__Work required__
Return the records in full, exactly as given.

__Dataset extract__
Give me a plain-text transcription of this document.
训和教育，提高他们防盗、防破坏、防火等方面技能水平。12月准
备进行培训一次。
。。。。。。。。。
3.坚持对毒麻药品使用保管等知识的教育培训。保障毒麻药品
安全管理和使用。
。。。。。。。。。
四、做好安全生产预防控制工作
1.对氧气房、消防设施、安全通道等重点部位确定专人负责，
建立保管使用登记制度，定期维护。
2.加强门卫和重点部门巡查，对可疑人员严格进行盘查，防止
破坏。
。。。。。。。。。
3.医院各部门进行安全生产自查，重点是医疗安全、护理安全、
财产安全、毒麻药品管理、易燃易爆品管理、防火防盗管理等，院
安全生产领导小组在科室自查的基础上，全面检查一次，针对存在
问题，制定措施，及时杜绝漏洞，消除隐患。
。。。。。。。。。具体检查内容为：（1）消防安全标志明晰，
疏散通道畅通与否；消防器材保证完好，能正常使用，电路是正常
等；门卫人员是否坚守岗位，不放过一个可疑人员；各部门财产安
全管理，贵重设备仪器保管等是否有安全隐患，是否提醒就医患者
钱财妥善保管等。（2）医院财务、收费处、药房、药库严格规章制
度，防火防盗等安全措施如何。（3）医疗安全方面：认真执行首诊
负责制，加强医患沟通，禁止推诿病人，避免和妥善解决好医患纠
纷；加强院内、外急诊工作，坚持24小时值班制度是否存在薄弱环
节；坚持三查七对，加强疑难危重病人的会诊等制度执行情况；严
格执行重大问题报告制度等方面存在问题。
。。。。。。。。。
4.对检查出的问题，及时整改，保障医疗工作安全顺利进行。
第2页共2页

__Solved problem__
Give me a plain-text transcription of this document.
训和教育，提高他们防盗、防破坏、防火等方面技能水平。12月准
备进行培训一次。
。。。。。。。。。
3.坚持对毒麻药品使用保管等知识的教育培训。保障毒麻药品
安全管理和使用。
。。。。。。。。。
四、做好安全生产预防控制工作
1.对氧气房、消防设施、安全通道等重点部位确定专人负责，
建立保管使用登记制度，定期维护。
2.加强门卫和重点部门巡查，对可疑人员严格进行盘查，防止
破坏。
。。。。。。。。。
3.医院各部门进行安全生产自查，重点是医疗安全、护理安全、
财产安全、毒麻药品管理、易燃易爆品管理、防火防盗管理等，院
安全生产领导小组在科室自查的基础上，全面检查一次，针对存在
问题，制定措施，及时杜绝漏洞，消除隐患。
。。。。。。。。。具体检查内容为：（1）消防安全标志明晰，
疏散通道畅通与否；消防器材保证完好，能正常使用，电路是正常
等；门卫人员是否坚守岗位，不放过一个可疑人员；各部门财产安
全管理，贵重设备仪器保管等是否有安全隐患，是否提醒就医患者
钱财妥善保管等。（2）医院财务、收费处、药房、药库严格规章制
度，防火防盗等安全措施如何。（3）医疗安全方面：认真执行首诊
负责制，加强医患沟通，禁止推诿病人，避免和妥善解决好医患纠
纷；加强院内、外急诊工作，坚持24小时值班制度是否存在薄弱环
节；坚持三查七对，加强疑难危重病人的会诊等制度执行情况；严
格执行重大问题报告制度等方面存在问题。
。。。。。。。。。
4.对检查出的问题，及时整改，保障医疗工作安全顺利进行。
第2页共2页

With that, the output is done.